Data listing
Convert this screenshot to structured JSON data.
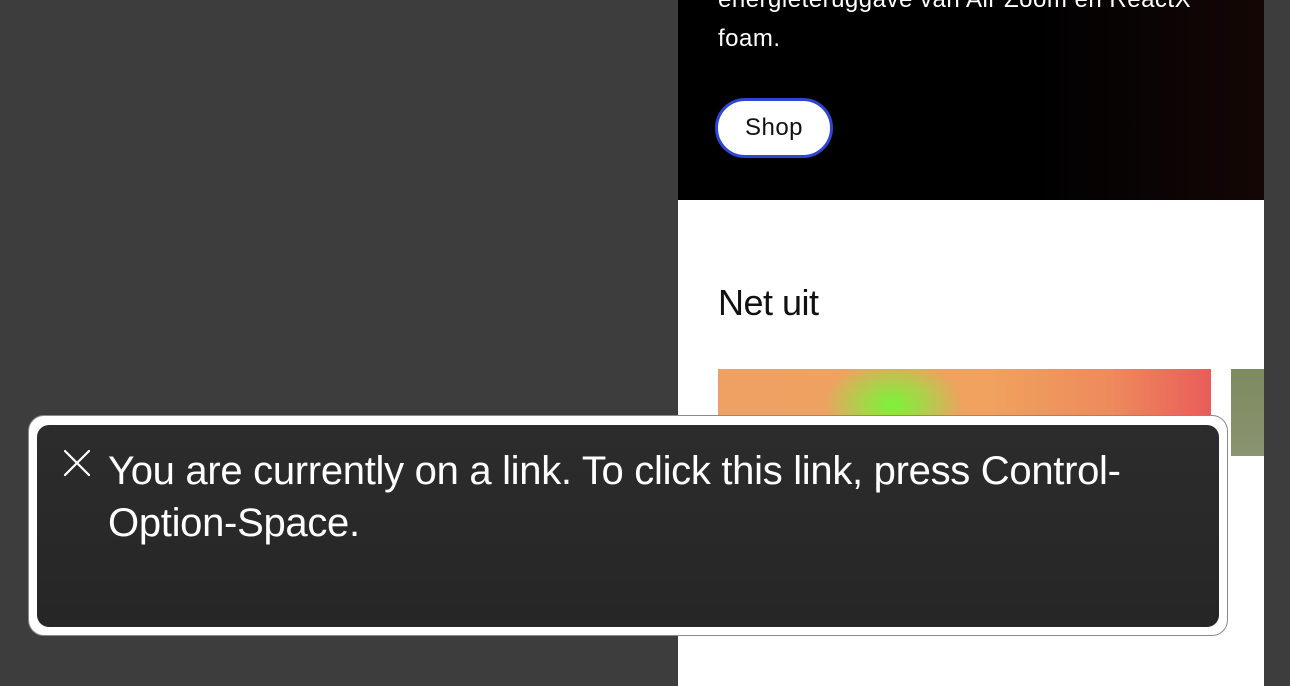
{
  "hero": {
    "text": "energieteruggave van Air Zoom en ReactX foam.",
    "shop_label": "Shop"
  },
  "section": {
    "title": "Net uit"
  },
  "voiceover": {
    "message": "You are currently on a link. To click this link, press Control-Option-Space."
  },
  "icons": {
    "close": "close-icon"
  },
  "colors": {
    "background": "#3d3d3d",
    "hero_background": "#000000",
    "focus_ring": "#2f45d6",
    "panel_background": "#2a2a2a"
  }
}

[Your instructions]
Show every line in the entries where the string "this" occurs.

[Task solution]
Convert this screenshot to structured JSON data.
    "message": "You are currently on a link. To click this link, press Control-Option-Space."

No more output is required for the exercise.